[EXERCISE MATERIAL]
• • • • •
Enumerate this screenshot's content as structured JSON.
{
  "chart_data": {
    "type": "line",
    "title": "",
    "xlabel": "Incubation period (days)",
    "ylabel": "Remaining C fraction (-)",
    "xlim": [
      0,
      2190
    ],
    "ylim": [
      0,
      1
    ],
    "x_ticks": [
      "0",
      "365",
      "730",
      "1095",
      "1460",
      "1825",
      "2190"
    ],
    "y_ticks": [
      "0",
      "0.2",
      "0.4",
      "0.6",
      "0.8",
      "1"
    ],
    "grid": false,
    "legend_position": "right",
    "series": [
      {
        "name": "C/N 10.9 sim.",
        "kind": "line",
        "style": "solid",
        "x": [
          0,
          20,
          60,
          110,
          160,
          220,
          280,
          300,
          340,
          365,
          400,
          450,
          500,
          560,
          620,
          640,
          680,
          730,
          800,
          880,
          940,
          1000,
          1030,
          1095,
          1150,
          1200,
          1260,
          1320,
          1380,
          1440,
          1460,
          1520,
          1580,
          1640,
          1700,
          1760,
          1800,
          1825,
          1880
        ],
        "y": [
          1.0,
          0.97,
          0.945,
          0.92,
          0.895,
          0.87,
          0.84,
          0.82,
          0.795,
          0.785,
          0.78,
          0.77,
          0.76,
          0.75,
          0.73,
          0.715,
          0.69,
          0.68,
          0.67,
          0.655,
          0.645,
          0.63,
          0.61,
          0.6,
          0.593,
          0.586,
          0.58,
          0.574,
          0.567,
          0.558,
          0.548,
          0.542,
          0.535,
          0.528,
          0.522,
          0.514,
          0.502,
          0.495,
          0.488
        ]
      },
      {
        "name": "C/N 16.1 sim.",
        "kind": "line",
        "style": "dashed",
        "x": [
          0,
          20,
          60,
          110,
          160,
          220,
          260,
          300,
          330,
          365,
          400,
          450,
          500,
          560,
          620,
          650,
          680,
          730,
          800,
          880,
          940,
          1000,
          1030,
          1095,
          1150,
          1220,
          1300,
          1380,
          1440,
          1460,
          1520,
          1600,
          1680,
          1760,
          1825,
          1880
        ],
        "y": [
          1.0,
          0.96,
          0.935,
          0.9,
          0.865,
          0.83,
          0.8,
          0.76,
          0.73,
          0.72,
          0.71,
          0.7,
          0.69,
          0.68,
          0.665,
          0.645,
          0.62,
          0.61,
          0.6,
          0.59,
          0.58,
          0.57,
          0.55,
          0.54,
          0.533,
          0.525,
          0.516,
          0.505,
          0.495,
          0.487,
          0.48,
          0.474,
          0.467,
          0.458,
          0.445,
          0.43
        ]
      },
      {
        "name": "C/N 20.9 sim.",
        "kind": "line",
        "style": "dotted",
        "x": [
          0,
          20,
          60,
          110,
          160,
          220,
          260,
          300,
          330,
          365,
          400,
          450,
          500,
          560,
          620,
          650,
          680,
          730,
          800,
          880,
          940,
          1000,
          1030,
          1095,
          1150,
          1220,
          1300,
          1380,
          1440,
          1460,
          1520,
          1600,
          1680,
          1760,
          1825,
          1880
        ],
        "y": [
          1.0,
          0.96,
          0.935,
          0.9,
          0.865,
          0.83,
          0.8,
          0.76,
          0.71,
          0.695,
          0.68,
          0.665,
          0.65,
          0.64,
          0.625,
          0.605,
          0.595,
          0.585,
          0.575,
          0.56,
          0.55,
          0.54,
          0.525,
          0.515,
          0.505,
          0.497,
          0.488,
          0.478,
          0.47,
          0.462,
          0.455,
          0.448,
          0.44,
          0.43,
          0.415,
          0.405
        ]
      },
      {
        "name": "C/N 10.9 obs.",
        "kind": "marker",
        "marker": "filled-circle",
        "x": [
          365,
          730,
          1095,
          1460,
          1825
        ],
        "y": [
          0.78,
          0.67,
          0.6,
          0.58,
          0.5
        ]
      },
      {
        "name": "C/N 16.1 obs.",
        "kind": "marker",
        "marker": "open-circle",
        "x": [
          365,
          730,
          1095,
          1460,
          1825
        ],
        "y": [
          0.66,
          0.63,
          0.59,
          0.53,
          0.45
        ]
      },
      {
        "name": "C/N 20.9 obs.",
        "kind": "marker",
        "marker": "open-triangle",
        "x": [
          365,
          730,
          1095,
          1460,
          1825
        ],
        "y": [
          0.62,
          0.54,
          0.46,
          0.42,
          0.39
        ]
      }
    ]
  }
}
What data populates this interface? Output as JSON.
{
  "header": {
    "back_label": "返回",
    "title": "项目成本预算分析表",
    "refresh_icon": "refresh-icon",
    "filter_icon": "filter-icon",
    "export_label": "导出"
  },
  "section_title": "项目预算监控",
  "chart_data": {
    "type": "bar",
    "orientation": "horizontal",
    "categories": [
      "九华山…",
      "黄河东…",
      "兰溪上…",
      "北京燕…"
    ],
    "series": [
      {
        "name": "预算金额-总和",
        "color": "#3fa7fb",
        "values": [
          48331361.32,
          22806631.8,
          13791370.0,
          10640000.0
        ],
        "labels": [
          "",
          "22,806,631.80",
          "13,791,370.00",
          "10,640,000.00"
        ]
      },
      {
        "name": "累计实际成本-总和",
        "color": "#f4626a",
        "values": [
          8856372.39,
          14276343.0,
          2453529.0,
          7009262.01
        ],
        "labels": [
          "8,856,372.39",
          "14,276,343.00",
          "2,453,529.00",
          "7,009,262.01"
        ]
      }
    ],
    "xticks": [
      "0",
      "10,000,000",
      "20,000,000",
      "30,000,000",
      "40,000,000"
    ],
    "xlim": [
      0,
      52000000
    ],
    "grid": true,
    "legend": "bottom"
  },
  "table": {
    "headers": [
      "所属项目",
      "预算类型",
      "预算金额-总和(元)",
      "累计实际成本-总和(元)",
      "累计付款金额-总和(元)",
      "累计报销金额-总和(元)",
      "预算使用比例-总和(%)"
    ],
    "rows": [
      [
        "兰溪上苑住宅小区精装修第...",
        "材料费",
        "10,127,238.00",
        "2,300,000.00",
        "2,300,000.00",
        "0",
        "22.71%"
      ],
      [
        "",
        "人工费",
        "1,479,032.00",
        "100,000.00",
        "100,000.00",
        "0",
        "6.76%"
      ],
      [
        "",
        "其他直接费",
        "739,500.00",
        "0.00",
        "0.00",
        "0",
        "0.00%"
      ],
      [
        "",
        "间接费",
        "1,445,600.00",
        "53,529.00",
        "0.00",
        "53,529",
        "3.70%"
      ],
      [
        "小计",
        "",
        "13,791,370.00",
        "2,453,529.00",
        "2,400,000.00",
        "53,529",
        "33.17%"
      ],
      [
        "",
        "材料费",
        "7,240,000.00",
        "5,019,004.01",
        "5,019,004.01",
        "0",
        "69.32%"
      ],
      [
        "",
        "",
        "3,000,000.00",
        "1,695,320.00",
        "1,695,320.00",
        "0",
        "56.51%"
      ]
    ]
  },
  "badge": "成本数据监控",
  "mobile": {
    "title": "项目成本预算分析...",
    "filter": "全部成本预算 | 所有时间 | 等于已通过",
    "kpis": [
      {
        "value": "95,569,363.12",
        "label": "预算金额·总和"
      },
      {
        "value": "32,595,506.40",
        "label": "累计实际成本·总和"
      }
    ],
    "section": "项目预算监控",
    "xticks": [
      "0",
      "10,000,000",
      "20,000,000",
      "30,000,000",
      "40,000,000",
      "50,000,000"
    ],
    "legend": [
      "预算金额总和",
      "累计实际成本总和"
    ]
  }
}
• • • • •
[REQUIRED WORK]
Go through the records above and retype each one exactly.

[CORRECT OUTPUT]
Enumerate this screenshot's content as structured JSON.
{
  "chart_data": {
    "type": "line",
    "title": "",
    "xlabel": "Incubation period (days)",
    "ylabel": "Remaining C fraction (-)",
    "xlim": [
      0,
      2190
    ],
    "ylim": [
      0,
      1
    ],
    "x_ticks": [
      "0",
      "365",
      "730",
      "1095",
      "1460",
      "1825",
      "2190"
    ],
    "y_ticks": [
      "0",
      "0.2",
      "0.4",
      "0.6",
      "0.8",
      "1"
    ],
    "grid": false,
    "legend_position": "right",
    "series": [
      {
        "name": "C/N 10.9 sim.",
        "kind": "line",
        "style": "solid",
        "x": [
          0,
          20,
          60,
          110,
          160,
          220,
          280,
          300,
          340,
          365,
          400,
          450,
          500,
          560,
          620,
          640,
          680,
          730,
          800,
          880,
          940,
          1000,
          1030,
          1095,
          1150,
          1200,
          1260,
          1320,
          1380,
          1440,
          1460,
          1520,
          1580,
          1640,
          1700,
          1760,
          1800,
          1825,
          1880
        ],
        "y": [
          1.0,
          0.97,
          0.945,
          0.92,
          0.895,
          0.87,
          0.84,
          0.82,
          0.795,
          0.785,
          0.78,
          0.77,
          0.76,
          0.75,
          0.73,
          0.715,
          0.69,
          0.68,
          0.67,
          0.655,
          0.645,
          0.63,
          0.61,
          0.6,
          0.593,
          0.586,
          0.58,
          0.574,
          0.567,
          0.558,
          0.548,
          0.542,
          0.535,
          0.528,
          0.522,
          0.514,
          0.502,
          0.495,
          0.488
        ]
      },
      {
        "name": "C/N 16.1 sim.",
        "kind": "line",
        "style": "dashed",
        "x": [
          0,
          20,
          60,
          110,
          160,
          220,
          260,
          300,
          330,
          365,
          400,
          450,
          500,
          560,
          620,
          650,
          680,
          730,
          800,
          880,
          940,
          1000,
          1030,
          1095,
          1150,
          1220,
          1300,
          1380,
          1440,
          1460,
          1520,
          1600,
          1680,
          1760,
          1825,
          1880
        ],
        "y": [
          1.0,
          0.96,
          0.935,
          0.9,
          0.865,
          0.83,
          0.8,
          0.76,
          0.73,
          0.72,
          0.71,
          0.7,
          0.69,
          0.68,
          0.665,
          0.645,
          0.62,
          0.61,
          0.6,
          0.59,
          0.58,
          0.57,
          0.55,
          0.54,
          0.533,
          0.525,
          0.516,
          0.505,
          0.495,
          0.487,
          0.48,
          0.474,
          0.467,
          0.458,
          0.445,
          0.43
        ]
      },
      {
        "name": "C/N 20.9 sim.",
        "kind": "line",
        "style": "dotted",
        "x": [
          0,
          20,
          60,
          110,
          160,
          220,
          260,
          300,
          330,
          365,
          400,
          450,
          500,
          560,
          620,
          650,
          680,
          730,
          800,
          880,
          940,
          1000,
          1030,
          1095,
          1150,
          1220,
          1300,
          1380,
          1440,
          1460,
          1520,
          1600,
          1680,
          1760,
          1825,
          1880
        ],
        "y": [
          1.0,
          0.96,
          0.935,
          0.9,
          0.865,
          0.83,
          0.8,
          0.76,
          0.71,
          0.695,
          0.68,
          0.665,
          0.65,
          0.64,
          0.625,
          0.605,
          0.595,
          0.585,
          0.575,
          0.56,
          0.55,
          0.54,
          0.525,
          0.515,
          0.505,
          0.497,
          0.488,
          0.478,
          0.47,
          0.462,
          0.455,
          0.448,
          0.44,
          0.43,
          0.415,
          0.405
        ]
      },
      {
        "name": "C/N 10.9 obs.",
        "kind": "marker",
        "marker": "filled-circle",
        "x": [
          365,
          730,
          1095,
          1460,
          1825
        ],
        "y": [
          0.78,
          0.67,
          0.6,
          0.58,
          0.5
        ]
      },
      {
        "name": "C/N 16.1 obs.",
        "kind": "marker",
        "marker": "open-circle",
        "x": [
          365,
          730,
          1095,
          1460,
          1825
        ],
        "y": [
          0.66,
          0.63,
          0.59,
          0.53,
          0.45
        ]
      },
      {
        "name": "C/N 20.9 obs.",
        "kind": "marker",
        "marker": "open-triangle",
        "x": [
          365,
          730,
          1095,
          1460,
          1825
        ],
        "y": [
          0.62,
          0.54,
          0.46,
          0.42,
          0.39
        ]
      }
    ]
  }
}
What data populates this interface? Output as JSON.
{
  "header": {
    "back_label": "返回",
    "title": "项目成本预算分析表",
    "refresh_icon": "refresh-icon",
    "filter_icon": "filter-icon",
    "export_label": "导出"
  },
  "section_title": "项目预算监控",
  "chart_data": {
    "type": "bar",
    "orientation": "horizontal",
    "categories": [
      "九华山…",
      "黄河东…",
      "兰溪上…",
      "北京燕…"
    ],
    "series": [
      {
        "name": "预算金额-总和",
        "color": "#3fa7fb",
        "values": [
          48331361.32,
          22806631.8,
          13791370.0,
          10640000.0
        ],
        "labels": [
          "",
          "22,806,631.80",
          "13,791,370.00",
          "10,640,000.00"
        ]
      },
      {
        "name": "累计实际成本-总和",
        "color": "#f4626a",
        "values": [
          8856372.39,
          14276343.0,
          2453529.0,
          7009262.01
        ],
        "labels": [
          "8,856,372.39",
          "14,276,343.00",
          "2,453,529.00",
          "7,009,262.01"
        ]
      }
    ],
    "xticks": [
      "0",
      "10,000,000",
      "20,000,000",
      "30,000,000",
      "40,000,000"
    ],
    "xlim": [
      0,
      52000000
    ],
    "grid": true,
    "legend": "bottom"
  },
  "table": {
    "headers": [
      "所属项目",
      "预算类型",
      "预算金额-总和(元)",
      "累计实际成本-总和(元)",
      "累计付款金额-总和(元)",
      "累计报销金额-总和(元)",
      "预算使用比例-总和(%)"
    ],
    "rows": [
      [
        "兰溪上苑住宅小区精装修第...",
        "材料费",
        "10,127,238.00",
        "2,300,000.00",
        "2,300,000.00",
        "0",
        "22.71%"
      ],
      [
        "",
        "人工费",
        "1,479,032.00",
        "100,000.00",
        "100,000.00",
        "0",
        "6.76%"
      ],
      [
        "",
        "其他直接费",
        "739,500.00",
        "0.00",
        "0.00",
        "0",
        "0.00%"
      ],
      [
        "",
        "间接费",
        "1,445,600.00",
        "53,529.00",
        "0.00",
        "53,529",
        "3.70%"
      ],
      [
        "小计",
        "",
        "13,791,370.00",
        "2,453,529.00",
        "2,400,000.00",
        "53,529",
        "33.17%"
      ],
      [
        "",
        "材料费",
        "7,240,000.00",
        "5,019,004.01",
        "5,019,004.01",
        "0",
        "69.32%"
      ],
      [
        "",
        "",
        "3,000,000.00",
        "1,695,320.00",
        "1,695,320.00",
        "0",
        "56.51%"
      ]
    ]
  },
  "badge": "成本数据监控",
  "mobile": {
    "title": "项目成本预算分析...",
    "filter": "全部成本预算 | 所有时间 | 等于已通过",
    "kpis": [
      {
        "value": "95,569,363.12",
        "label": "预算金额·总和"
      },
      {
        "value": "32,595,506.40",
        "label": "累计实际成本·总和"
      }
    ],
    "section": "项目预算监控",
    "xticks": [
      "0",
      "10,000,000",
      "20,000,000",
      "30,000,000",
      "40,000,000",
      "50,000,000"
    ],
    "legend": [
      "预算金额总和",
      "累计实际成本总和"
    ]
  }
}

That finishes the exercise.